====== THE RECORDS ======
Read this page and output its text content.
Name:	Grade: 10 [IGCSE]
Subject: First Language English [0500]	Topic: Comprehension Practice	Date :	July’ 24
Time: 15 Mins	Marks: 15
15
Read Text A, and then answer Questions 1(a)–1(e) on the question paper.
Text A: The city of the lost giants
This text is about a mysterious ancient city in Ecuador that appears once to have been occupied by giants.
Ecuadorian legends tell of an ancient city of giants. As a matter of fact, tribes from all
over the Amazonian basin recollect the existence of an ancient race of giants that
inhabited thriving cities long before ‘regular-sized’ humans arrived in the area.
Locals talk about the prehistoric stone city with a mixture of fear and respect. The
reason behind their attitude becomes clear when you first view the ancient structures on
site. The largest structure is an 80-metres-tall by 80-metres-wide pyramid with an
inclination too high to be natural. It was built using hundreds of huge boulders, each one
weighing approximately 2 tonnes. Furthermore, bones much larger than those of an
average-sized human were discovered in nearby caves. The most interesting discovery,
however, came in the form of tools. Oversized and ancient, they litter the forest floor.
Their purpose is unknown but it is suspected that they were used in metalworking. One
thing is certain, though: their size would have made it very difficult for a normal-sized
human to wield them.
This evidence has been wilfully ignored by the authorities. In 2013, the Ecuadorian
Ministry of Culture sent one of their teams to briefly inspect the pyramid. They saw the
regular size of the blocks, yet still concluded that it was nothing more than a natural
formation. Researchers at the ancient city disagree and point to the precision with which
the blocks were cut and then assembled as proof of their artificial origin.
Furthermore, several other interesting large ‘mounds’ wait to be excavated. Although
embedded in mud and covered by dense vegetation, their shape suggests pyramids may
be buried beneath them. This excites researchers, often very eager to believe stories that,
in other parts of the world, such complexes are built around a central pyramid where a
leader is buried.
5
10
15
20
======
TASK BRIEF.
Repeat the records above exactly, leaving none out.

TASK RESPONSE.
Read this page and output its text content.
Name:	Grade: 10 [IGCSE]
Subject: First Language English [0500]	Topic: Comprehension Practice	Date :	July’ 24
Time: 15 Mins	Marks: 15
15
Read Text A, and then answer Questions 1(a)–1(e) on the question paper.
Text A: The city of the lost giants
This text is about a mysterious ancient city in Ecuador that appears once to have been occupied by giants.
Ecuadorian legends tell of an ancient city of giants. As a matter of fact, tribes from all
over the Amazonian basin recollect the existence of an ancient race of giants that
inhabited thriving cities long before ‘regular-sized’ humans arrived in the area.
Locals talk about the prehistoric stone city with a mixture of fear and respect. The
reason behind their attitude becomes clear when you first view the ancient structures on
site. The largest structure is an 80-metres-tall by 80-metres-wide pyramid with an
inclination too high to be natural. It was built using hundreds of huge boulders, each one
weighing approximately 2 tonnes. Furthermore, bones much larger than those of an
average-sized human were discovered in nearby caves. The most interesting discovery,
however, came in the form of tools. Oversized and ancient, they litter the forest floor.
Their purpose is unknown but it is suspected that they were used in metalworking. One
thing is certain, though: their size would have made it very difficult for a normal-sized
human to wield them.
This evidence has been wilfully ignored by the authorities. In 2013, the Ecuadorian
Ministry of Culture sent one of their teams to briefly inspect the pyramid. They saw the
regular size of the blocks, yet still concluded that it was nothing more than a natural
formation. Researchers at the ancient city disagree and point to the precision with which
the blocks were cut and then assembled as proof of their artificial origin.
Furthermore, several other interesting large ‘mounds’ wait to be excavated. Although
embedded in mud and covered by dense vegetation, their shape suggests pyramids may
be buried beneath them. This excites researchers, often very eager to believe stories that,
in other parts of the world, such complexes are built around a central pyramid where a
leader is buried.
5
10
15
20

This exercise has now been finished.